- **Exercise**: Each line containing the word "coordsys" should be found and copied.

### The input ###

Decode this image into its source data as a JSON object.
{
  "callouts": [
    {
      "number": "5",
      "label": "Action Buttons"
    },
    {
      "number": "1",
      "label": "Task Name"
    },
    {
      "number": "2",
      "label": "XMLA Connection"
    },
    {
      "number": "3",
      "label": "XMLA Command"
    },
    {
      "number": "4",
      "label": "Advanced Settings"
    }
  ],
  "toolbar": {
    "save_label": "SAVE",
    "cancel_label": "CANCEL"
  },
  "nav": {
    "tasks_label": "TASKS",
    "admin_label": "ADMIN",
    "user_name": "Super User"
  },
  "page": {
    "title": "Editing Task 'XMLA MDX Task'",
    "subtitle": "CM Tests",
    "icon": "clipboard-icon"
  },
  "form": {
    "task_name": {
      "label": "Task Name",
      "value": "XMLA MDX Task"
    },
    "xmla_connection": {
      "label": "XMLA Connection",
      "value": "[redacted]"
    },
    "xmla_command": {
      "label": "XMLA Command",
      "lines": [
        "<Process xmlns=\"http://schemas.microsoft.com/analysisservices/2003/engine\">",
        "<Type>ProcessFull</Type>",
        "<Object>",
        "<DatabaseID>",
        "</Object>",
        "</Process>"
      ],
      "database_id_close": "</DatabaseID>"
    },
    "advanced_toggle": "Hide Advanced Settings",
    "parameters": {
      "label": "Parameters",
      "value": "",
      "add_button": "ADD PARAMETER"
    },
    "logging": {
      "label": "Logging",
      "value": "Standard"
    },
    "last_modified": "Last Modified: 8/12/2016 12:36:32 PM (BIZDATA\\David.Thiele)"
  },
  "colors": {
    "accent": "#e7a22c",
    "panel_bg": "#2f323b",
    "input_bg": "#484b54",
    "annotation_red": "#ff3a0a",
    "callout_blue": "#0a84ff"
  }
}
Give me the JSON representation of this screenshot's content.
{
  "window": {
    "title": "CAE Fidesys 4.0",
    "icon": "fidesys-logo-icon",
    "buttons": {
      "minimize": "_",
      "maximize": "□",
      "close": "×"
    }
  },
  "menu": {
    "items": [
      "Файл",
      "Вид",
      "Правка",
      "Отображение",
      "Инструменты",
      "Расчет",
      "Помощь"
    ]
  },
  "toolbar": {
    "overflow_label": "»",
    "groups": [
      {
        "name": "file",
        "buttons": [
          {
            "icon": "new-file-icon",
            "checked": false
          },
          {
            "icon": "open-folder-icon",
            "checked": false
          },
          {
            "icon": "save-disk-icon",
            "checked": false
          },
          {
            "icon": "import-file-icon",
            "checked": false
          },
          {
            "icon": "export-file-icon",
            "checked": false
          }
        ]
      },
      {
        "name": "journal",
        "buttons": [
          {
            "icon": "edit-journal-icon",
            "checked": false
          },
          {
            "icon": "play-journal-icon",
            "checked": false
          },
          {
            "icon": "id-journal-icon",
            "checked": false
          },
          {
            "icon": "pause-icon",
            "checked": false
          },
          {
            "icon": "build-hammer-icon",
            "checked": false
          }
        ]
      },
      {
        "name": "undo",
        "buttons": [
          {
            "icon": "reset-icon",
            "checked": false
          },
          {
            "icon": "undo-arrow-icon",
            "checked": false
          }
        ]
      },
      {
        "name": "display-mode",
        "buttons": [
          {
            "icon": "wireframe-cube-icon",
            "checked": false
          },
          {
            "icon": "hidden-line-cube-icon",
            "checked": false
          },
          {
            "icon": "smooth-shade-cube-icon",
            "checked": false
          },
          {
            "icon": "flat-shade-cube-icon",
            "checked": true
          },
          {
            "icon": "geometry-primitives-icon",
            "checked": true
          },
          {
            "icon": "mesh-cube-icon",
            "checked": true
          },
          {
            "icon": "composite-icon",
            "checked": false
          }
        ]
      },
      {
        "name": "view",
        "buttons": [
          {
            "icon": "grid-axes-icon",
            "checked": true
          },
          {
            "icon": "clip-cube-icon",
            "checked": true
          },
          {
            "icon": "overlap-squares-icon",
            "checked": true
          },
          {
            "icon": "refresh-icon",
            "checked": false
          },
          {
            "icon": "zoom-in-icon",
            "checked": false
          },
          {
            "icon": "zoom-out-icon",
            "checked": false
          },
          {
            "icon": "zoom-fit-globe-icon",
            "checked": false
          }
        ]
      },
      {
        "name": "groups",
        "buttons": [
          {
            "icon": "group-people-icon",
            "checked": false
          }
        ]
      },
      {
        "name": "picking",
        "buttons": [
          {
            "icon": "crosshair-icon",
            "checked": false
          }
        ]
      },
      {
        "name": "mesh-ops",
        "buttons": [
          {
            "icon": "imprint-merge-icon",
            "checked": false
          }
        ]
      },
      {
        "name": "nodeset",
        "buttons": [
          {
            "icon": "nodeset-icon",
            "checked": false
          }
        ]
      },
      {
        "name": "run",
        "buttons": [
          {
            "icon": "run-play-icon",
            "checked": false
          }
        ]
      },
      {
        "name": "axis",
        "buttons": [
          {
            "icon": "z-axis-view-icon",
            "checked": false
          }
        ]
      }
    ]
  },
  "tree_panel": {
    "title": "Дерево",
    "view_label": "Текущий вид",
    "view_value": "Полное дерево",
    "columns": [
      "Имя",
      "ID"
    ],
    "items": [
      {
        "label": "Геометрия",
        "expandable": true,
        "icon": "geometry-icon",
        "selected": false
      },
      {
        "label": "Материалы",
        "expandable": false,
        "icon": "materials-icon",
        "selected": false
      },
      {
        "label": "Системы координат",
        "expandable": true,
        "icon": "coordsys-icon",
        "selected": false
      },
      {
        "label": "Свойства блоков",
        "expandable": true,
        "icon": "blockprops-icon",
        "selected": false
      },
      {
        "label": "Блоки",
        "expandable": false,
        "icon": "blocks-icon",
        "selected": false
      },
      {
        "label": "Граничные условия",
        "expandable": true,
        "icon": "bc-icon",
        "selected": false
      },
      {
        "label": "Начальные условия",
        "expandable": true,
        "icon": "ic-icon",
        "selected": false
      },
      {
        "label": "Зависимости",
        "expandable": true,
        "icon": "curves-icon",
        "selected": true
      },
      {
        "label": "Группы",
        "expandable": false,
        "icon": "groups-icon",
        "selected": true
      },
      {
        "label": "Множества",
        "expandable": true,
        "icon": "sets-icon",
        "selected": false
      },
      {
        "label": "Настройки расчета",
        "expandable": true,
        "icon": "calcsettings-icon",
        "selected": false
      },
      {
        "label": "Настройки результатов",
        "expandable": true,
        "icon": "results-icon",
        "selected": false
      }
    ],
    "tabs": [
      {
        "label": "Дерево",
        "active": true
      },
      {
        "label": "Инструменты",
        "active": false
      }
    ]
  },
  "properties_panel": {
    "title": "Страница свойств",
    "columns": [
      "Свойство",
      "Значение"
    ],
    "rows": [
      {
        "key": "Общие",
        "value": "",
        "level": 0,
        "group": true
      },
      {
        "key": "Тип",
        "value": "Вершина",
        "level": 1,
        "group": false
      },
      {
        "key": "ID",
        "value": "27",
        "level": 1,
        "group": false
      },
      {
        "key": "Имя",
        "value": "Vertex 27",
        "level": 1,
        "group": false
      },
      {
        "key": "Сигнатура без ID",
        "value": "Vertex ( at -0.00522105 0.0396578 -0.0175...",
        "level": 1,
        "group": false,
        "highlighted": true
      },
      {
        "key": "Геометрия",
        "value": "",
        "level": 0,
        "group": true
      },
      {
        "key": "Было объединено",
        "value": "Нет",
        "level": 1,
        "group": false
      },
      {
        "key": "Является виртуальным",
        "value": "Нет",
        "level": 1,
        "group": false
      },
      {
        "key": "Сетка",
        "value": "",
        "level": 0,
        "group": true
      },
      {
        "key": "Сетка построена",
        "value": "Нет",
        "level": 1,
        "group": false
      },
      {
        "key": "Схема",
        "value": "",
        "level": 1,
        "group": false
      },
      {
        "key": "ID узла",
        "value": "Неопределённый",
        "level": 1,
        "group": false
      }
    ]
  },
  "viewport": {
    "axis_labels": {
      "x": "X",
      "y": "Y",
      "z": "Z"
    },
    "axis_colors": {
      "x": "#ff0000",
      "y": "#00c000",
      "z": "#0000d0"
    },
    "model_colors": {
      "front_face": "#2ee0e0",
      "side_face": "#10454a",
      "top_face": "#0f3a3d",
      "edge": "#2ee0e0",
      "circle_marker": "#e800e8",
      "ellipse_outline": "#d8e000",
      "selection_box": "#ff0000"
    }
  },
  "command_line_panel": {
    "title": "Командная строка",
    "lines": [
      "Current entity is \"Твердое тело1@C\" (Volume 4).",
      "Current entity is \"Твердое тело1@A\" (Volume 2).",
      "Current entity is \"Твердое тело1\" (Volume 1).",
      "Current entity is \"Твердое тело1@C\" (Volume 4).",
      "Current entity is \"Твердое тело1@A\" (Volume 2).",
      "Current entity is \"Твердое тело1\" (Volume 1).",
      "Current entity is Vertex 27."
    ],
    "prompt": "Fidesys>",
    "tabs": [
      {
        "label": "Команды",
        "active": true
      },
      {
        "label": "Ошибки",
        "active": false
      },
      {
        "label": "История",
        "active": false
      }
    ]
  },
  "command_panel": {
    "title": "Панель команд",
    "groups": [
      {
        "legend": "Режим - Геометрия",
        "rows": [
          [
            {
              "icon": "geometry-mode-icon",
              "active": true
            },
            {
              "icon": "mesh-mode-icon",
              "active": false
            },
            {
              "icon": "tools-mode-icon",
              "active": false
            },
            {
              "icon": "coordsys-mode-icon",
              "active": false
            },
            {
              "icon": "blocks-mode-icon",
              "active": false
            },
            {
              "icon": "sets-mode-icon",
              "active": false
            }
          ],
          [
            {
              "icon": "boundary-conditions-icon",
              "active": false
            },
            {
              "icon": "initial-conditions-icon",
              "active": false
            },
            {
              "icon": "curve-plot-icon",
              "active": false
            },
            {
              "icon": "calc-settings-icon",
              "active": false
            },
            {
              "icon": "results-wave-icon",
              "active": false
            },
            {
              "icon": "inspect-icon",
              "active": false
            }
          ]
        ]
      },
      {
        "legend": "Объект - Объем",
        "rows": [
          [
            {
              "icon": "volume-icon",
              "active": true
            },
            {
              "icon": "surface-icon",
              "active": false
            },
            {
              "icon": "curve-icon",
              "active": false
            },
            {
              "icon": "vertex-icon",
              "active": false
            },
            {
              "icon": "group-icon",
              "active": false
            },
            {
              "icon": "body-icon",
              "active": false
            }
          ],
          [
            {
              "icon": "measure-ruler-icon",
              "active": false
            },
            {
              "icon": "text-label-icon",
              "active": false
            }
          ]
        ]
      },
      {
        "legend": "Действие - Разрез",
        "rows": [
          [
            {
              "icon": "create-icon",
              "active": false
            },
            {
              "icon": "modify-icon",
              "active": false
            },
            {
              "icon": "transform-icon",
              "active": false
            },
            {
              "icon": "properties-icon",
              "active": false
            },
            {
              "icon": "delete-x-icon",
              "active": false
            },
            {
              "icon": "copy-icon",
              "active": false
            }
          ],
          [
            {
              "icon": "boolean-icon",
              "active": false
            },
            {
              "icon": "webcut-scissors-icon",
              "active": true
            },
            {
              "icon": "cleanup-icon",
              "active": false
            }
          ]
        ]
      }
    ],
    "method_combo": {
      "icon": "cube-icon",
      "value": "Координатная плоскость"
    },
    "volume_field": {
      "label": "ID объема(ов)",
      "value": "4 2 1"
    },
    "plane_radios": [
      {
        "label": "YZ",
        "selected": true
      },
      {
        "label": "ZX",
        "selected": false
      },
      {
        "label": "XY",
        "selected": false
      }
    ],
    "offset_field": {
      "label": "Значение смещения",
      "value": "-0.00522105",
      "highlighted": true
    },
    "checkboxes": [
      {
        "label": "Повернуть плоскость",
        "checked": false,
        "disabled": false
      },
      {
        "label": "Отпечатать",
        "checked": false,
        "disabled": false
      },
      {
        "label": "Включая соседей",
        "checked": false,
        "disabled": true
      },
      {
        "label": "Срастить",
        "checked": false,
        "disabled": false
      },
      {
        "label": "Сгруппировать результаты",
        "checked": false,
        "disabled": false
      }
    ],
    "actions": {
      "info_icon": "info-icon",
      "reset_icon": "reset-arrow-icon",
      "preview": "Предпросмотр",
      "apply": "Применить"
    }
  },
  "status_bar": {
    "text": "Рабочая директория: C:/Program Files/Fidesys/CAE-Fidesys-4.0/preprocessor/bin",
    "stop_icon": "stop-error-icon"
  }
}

###

- **Response for this exercise**:
        "icon": "coordsys-icon",
              "icon": "coordsys-mode-icon",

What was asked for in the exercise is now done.